(Saved data entries)
──────────

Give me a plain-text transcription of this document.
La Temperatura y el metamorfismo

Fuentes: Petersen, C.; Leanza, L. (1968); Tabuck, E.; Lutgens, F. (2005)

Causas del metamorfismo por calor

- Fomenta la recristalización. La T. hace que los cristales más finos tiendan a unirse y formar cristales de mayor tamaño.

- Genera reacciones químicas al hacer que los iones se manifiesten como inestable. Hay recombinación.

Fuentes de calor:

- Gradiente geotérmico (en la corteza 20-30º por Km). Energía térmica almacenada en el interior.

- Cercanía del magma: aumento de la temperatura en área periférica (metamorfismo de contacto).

──────────

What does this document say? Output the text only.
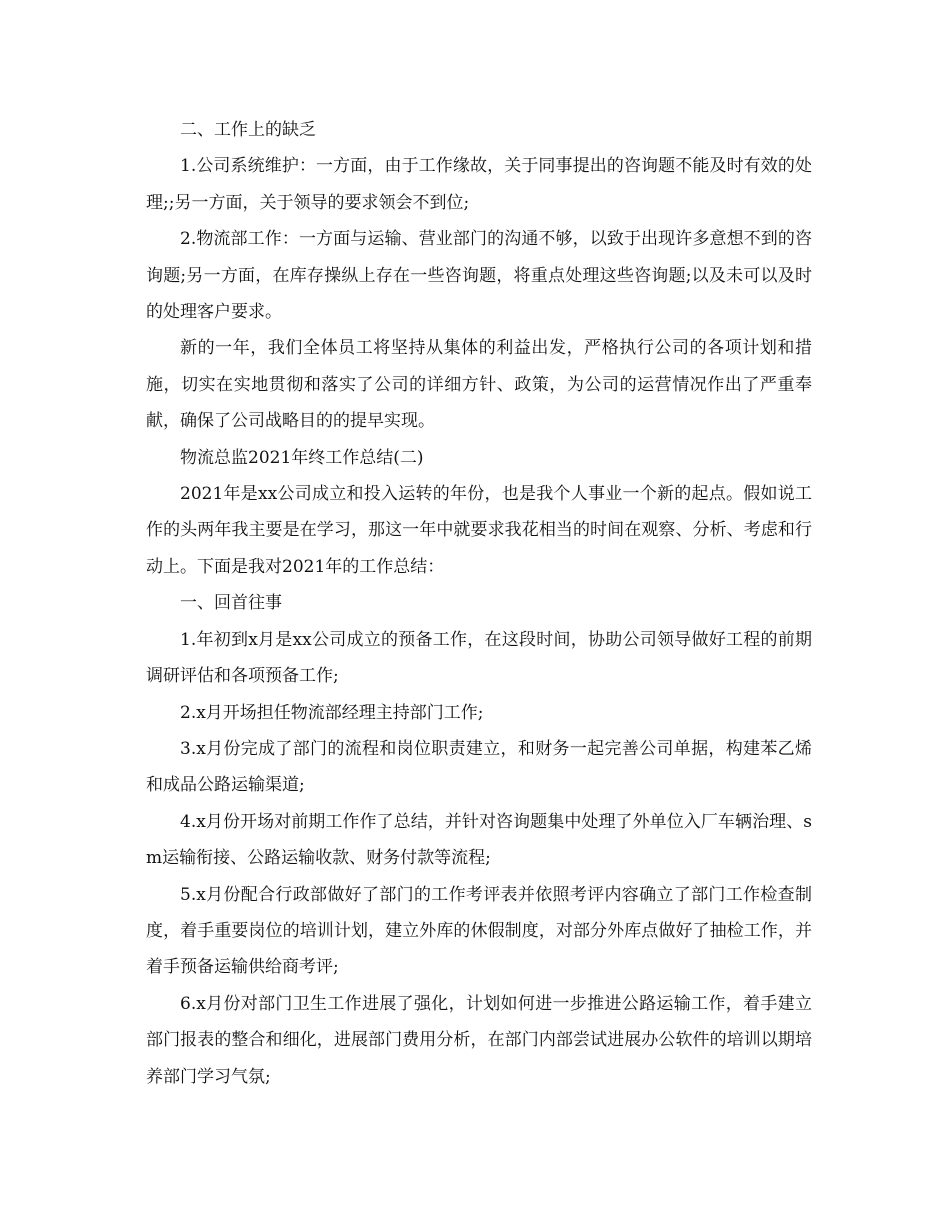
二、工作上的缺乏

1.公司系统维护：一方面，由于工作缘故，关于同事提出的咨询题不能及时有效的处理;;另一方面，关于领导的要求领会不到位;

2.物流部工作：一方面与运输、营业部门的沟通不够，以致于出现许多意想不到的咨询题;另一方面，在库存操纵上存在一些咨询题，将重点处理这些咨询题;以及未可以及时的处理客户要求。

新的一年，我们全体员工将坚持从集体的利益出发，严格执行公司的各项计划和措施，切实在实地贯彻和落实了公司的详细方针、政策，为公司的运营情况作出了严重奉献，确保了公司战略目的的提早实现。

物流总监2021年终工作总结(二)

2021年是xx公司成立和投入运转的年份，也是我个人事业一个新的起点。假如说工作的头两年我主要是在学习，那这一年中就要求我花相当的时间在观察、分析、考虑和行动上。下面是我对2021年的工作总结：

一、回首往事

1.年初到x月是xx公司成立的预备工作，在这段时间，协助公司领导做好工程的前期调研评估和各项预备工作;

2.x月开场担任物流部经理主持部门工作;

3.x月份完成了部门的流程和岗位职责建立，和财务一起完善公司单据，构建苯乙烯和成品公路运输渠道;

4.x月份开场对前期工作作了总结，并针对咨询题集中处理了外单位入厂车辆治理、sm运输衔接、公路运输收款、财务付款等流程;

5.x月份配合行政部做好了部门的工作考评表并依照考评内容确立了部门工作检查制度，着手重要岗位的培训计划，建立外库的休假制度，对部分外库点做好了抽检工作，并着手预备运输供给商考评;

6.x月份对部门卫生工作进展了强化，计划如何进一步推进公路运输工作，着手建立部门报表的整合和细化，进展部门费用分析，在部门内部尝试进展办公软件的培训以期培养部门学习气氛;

──────────

- WHAT YOU NEED TO DO
Search the data above for the word "document", then gather each line in which it appears.

- WRITTEN RESPONSE
Give me a plain-text transcription of this document.
What does this document say? Output the text only.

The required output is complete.